**Goal:**
Answer these from the road trip account below, each on its own line:
(a) What make, model and year is the sister-in-law's car?
(b) At what time did the writer leave the house on Saturday morning?
(c) What did the writer eat for breakfast, and at which counter?

::: Text segment :::

My sister-in-law had previously flown to St. Louis and needed her car which was at our house. Her car is a well preserved low mileage 2002 Saturn Ion. I volunteered for the task.
I left our house Saturday morning at 3:30 AM with a quarter tank of gas. My first stop along the way was the New Braunfels Buc-ees in I-35where I planned to fill up the tank and get a Buc-ees breakfast taco. Even though Buc-ees was surprisingly busy at 4:00 AM, they hadn’t started making breakfast tacos yet. I bought some oatmeal raisin cookies and decaf coffee to tide me over to the next Buc-ees in Temple, Texas.
The drive north on I-35 was difficult at times. It rained off and on from San Antonio through Dallas. There were many more Eighteen Wheelers on the freeway than expected. The road construction was at times intense.
At Temple, the northbound freeway lanes were diverted to share the southbound lanes. No shoulders an either side. Concrete barriers were on the lines. The Buc-ees exit was gone. The outer roads appeared to be in shambles. I decided not to turn around but to forge ahead.
This was one of those instances where I realized how much I rely on Linda to handle navigation. Were she in the seat next to me, I would have known Buc-ees was coming up and could have taken an exit that would have gotten us there.
I pulled off in Robinson, just north of Temple, at a Pilot Truck Stop. After filling the car with gas (it didn’t really need gas but since I was stopping anyways…), I went inside to use the facilities and get some breakfast.
While in the restroom, I couldn’t help but think wistfully, “This is no Buc-ees.” Buc-ees is known for its immaculately clean and orderly restrooms. Afterward, I ended up getting a breakfast sandwich at the Subway Sandwich counter.

::: Information provided :::

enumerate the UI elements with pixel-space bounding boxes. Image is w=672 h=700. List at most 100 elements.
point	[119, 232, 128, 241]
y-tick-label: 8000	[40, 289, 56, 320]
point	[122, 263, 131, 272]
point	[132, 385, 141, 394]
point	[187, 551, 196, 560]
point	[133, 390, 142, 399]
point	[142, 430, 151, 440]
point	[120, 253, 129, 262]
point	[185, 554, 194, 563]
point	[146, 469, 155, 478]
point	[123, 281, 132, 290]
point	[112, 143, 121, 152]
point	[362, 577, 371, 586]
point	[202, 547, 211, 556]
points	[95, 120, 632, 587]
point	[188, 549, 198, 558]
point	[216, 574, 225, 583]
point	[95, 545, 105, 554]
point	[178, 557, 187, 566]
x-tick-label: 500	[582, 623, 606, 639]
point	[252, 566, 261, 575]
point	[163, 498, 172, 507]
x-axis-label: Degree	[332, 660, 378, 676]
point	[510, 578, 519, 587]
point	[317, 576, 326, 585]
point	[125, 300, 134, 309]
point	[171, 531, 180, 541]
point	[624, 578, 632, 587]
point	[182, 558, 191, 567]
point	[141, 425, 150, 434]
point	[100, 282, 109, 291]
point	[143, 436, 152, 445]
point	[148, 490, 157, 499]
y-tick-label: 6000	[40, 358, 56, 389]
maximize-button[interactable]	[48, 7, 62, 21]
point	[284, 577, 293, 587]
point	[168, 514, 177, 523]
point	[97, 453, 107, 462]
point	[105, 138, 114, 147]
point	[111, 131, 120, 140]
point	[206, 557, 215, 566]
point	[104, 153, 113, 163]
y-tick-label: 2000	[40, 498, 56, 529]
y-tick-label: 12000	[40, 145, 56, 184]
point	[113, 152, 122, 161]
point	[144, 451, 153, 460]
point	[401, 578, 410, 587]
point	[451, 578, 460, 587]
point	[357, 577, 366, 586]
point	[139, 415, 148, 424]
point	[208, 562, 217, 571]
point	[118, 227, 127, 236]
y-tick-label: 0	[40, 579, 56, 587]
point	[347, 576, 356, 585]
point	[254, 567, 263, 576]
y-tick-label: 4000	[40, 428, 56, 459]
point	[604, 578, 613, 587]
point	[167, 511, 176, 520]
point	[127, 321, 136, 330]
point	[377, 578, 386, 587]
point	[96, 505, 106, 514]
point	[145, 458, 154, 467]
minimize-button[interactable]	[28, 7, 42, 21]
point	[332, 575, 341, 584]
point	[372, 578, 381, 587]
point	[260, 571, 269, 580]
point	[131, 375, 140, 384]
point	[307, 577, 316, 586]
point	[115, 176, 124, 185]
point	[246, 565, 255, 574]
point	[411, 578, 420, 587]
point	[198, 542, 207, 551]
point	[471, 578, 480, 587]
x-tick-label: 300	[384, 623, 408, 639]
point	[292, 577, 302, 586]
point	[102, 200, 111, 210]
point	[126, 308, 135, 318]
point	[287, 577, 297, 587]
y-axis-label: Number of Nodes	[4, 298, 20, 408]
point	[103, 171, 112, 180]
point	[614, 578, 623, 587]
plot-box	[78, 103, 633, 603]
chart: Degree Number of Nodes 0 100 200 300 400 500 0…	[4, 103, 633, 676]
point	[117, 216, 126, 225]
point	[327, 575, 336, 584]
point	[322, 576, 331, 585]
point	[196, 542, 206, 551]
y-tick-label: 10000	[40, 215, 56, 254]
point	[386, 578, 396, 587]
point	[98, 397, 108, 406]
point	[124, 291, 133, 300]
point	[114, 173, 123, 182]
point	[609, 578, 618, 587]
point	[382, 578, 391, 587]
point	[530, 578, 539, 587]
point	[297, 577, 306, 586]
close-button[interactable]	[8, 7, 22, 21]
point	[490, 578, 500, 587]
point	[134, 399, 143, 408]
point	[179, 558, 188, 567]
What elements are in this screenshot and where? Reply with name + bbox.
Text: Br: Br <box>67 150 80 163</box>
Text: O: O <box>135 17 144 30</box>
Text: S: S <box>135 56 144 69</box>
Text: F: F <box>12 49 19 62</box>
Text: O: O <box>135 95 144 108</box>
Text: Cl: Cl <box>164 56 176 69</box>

:::

**Right answer:**
(a) A 2002 Saturn Ion.
(b) 3:30 AM.
(c) A breakfast sandwich from the Subway Sandwich counter.